[TASK STATEMENT]
From the forum thread below, list each post in order, giving the username and date shown for each.

[SELECTED TEXT]
---------------
# Husband acting a bit Dramatic...



## OhioGirl (Mar 30, 2011)

So my H got home last night around 7:00pm, and didn't want the steak/chicken I had made for dinner. So he proceeded to make himself something else...that's all fine.

Our youngest was goofing off, throwing a dog toy around...it flew up and almost right into my H's food. Boy was he mad...he asked me to take his plate which I did.

Then he went into our formal living room to sit in the dark, gets up goes onto the porch, comes back in and sits again in the LR but turned on the light. Then gets up, gets his coat and keys...gives me a sad smile and a small wave...and leaves.

He was gone for at least 3 hrs...where did he go?

I think it may be time to tell him that the kids and I are moving home in June.

Any thoughts?


----------



## HoopsFan (Jan 13, 2011)

without remembering your background issues, that's definitely pouty, childish stuff. He probably went to a bar, but either way sounds like a bomb waiting to go off.


----------



## OhioGirl (Mar 30, 2011)

Hoops, I know, right?
---------------
[DATA PROVIDED]
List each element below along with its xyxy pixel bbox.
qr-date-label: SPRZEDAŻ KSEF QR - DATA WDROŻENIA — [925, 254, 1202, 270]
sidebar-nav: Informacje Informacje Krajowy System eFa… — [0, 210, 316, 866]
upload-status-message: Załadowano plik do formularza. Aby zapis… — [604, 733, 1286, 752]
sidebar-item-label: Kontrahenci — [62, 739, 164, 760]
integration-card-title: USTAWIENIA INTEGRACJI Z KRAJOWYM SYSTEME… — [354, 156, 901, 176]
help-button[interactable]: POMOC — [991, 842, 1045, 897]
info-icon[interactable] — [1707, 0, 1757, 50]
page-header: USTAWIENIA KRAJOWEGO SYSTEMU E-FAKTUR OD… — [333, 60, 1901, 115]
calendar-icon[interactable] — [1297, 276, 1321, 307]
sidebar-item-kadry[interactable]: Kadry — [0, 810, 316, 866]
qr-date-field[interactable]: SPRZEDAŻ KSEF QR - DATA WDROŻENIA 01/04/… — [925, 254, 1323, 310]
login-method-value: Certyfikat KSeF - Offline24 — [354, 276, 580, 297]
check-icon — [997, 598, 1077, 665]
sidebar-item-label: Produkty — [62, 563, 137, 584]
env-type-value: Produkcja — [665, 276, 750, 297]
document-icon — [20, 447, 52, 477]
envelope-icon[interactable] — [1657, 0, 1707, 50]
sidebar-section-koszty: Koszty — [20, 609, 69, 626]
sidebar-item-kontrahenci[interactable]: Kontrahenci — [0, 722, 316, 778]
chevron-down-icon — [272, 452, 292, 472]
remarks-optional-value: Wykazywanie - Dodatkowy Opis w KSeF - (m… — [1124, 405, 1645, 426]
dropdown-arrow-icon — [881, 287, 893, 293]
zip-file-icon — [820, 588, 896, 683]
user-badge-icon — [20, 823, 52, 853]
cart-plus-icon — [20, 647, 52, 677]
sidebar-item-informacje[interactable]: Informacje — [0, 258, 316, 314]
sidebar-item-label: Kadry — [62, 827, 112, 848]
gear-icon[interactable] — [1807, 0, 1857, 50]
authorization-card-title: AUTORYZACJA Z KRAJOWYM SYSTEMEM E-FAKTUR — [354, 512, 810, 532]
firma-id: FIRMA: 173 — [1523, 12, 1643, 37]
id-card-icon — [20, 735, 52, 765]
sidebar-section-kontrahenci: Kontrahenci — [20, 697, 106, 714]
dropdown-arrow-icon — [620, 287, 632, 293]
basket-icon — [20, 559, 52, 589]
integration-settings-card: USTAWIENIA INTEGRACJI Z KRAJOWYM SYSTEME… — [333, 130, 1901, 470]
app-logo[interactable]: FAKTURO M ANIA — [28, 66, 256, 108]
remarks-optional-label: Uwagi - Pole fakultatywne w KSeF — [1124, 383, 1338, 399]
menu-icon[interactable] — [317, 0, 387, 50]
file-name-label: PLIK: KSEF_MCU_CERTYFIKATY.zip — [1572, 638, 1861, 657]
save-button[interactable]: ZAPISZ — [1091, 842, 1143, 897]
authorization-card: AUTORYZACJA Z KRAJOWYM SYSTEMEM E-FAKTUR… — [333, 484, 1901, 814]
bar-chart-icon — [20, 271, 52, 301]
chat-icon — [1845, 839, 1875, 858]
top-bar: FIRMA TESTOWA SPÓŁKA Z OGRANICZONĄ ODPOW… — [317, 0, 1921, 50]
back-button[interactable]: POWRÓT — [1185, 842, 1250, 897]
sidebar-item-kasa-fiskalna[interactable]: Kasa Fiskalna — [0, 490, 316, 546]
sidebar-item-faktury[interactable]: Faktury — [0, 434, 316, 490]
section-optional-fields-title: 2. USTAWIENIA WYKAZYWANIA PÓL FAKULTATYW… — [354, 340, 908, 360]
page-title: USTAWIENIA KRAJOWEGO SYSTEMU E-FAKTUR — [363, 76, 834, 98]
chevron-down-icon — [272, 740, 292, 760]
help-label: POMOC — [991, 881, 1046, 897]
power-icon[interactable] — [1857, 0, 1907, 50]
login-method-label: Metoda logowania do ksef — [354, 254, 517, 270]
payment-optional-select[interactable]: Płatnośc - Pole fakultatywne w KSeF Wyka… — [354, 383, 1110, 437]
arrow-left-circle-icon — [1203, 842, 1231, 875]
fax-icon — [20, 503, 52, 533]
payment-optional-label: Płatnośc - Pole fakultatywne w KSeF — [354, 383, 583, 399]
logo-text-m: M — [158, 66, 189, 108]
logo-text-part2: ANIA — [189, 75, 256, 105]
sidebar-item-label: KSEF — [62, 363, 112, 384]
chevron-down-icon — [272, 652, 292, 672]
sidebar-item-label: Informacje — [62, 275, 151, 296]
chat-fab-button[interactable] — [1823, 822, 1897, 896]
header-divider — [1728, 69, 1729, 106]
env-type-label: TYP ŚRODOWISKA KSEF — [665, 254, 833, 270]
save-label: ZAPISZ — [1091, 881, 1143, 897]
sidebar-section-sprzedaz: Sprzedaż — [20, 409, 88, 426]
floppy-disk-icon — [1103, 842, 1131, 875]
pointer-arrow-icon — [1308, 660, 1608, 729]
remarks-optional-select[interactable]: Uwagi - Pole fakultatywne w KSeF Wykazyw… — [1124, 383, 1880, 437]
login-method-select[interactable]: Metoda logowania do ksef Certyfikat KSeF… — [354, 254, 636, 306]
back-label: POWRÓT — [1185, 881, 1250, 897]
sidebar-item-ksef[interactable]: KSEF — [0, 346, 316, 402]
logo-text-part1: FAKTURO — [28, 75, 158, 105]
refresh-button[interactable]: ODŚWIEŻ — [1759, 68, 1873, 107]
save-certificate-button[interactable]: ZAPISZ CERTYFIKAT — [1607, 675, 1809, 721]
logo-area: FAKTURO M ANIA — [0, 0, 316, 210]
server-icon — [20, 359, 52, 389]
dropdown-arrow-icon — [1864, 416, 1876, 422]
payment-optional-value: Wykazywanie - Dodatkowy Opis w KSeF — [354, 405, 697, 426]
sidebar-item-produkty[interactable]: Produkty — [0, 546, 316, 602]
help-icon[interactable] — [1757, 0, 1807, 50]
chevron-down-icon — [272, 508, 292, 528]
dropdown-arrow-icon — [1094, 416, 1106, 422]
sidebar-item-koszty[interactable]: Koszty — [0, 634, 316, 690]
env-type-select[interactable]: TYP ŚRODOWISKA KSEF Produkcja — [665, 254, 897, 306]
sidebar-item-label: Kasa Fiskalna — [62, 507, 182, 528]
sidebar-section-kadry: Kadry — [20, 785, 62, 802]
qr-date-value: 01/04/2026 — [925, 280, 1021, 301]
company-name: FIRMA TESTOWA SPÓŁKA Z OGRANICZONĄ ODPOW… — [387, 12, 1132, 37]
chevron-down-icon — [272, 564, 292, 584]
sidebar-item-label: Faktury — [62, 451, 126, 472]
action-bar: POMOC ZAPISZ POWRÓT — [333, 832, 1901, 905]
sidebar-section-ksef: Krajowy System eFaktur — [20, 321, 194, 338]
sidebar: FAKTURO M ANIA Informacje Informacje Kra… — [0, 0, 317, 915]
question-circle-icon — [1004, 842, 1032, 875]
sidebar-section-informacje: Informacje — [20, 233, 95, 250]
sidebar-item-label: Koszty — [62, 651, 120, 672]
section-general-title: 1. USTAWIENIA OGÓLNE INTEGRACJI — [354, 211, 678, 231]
---------------
[RESULT OF THIS EXERCISE]
1. OhioGirl (Mar 30, 2011)
2. HoopsFan (Jan 13, 2011)
3. OhioGirl (Mar 30, 2011)